* WRITTEN EXERCISE *
Copy out all the entries word for word.

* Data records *
══════

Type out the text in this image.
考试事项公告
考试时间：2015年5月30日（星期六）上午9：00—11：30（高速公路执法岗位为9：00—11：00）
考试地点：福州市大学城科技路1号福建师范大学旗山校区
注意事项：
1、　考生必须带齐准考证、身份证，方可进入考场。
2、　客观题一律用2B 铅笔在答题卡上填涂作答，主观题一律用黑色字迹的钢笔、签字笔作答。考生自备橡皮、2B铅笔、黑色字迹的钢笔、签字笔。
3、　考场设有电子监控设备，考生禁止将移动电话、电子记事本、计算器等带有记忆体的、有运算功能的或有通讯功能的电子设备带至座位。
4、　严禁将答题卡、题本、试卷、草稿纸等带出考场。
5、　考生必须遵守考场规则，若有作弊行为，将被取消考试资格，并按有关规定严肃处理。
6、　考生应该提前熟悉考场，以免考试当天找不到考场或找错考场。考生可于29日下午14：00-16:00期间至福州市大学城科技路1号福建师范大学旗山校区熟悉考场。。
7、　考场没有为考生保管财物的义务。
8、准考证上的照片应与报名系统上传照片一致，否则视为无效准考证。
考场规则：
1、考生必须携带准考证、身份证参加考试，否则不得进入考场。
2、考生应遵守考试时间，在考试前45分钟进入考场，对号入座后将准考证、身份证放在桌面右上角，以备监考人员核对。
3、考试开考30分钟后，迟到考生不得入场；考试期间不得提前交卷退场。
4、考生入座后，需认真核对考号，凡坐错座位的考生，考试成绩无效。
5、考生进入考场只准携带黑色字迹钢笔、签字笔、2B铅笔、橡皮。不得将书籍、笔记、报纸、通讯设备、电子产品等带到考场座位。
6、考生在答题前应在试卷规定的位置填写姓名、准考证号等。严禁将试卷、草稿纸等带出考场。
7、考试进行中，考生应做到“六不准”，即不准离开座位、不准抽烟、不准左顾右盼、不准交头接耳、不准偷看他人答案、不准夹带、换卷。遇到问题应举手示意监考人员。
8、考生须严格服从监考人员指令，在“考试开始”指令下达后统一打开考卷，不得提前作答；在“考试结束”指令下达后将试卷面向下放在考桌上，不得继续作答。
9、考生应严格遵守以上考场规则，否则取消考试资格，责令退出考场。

══════

* THE ANSWER *
Type out the text in this image.
考试事项公告
考试时间：2015年5月30日（星期六）上午9：00—11：30（高速公路执法岗位为9：00—11：00）
考试地点：福州市大学城科技路1号福建师范大学旗山校区
注意事项：
1、　考生必须带齐准考证、身份证，方可进入考场。
2、　客观题一律用2B 铅笔在答题卡上填涂作答，主观题一律用黑色字迹的钢笔、签字笔作答。考生自备橡皮、2B铅笔、黑色字迹的钢笔、签字笔。
3、　考场设有电子监控设备，考生禁止将移动电话、电子记事本、计算器等带有记忆体的、有运算功能的或有通讯功能的电子设备带至座位。
4、　严禁将答题卡、题本、试卷、草稿纸等带出考场。
5、　考生必须遵守考场规则，若有作弊行为，将被取消考试资格，并按有关规定严肃处理。
6、　考生应该提前熟悉考场，以免考试当天找不到考场或找错考场。考生可于29日下午14：00-16:00期间至福州市大学城科技路1号福建师范大学旗山校区熟悉考场。。
7、　考场没有为考生保管财物的义务。
8、准考证上的照片应与报名系统上传照片一致，否则视为无效准考证。
考场规则：
1、考生必须携带准考证、身份证参加考试，否则不得进入考场。
2、考生应遵守考试时间，在考试前45分钟进入考场，对号入座后将准考证、身份证放在桌面右上角，以备监考人员核对。
3、考试开考30分钟后，迟到考生不得入场；考试期间不得提前交卷退场。
4、考生入座后，需认真核对考号，凡坐错座位的考生，考试成绩无效。
5、考生进入考场只准携带黑色字迹钢笔、签字笔、2B铅笔、橡皮。不得将书籍、笔记、报纸、通讯设备、电子产品等带到考场座位。
6、考生在答题前应在试卷规定的位置填写姓名、准考证号等。严禁将试卷、草稿纸等带出考场。
7、考试进行中，考生应做到“六不准”，即不准离开座位、不准抽烟、不准左顾右盼、不准交头接耳、不准偷看他人答案、不准夹带、换卷。遇到问题应举手示意监考人员。
8、考生须严格服从监考人员指令，在“考试开始”指令下达后统一打开考卷，不得提前作答；在“考试结束”指令下达后将试卷面向下放在考桌上，不得继续作答。
9、考生应严格遵守以上考场规则，否则取消考试资格，责令退出考场。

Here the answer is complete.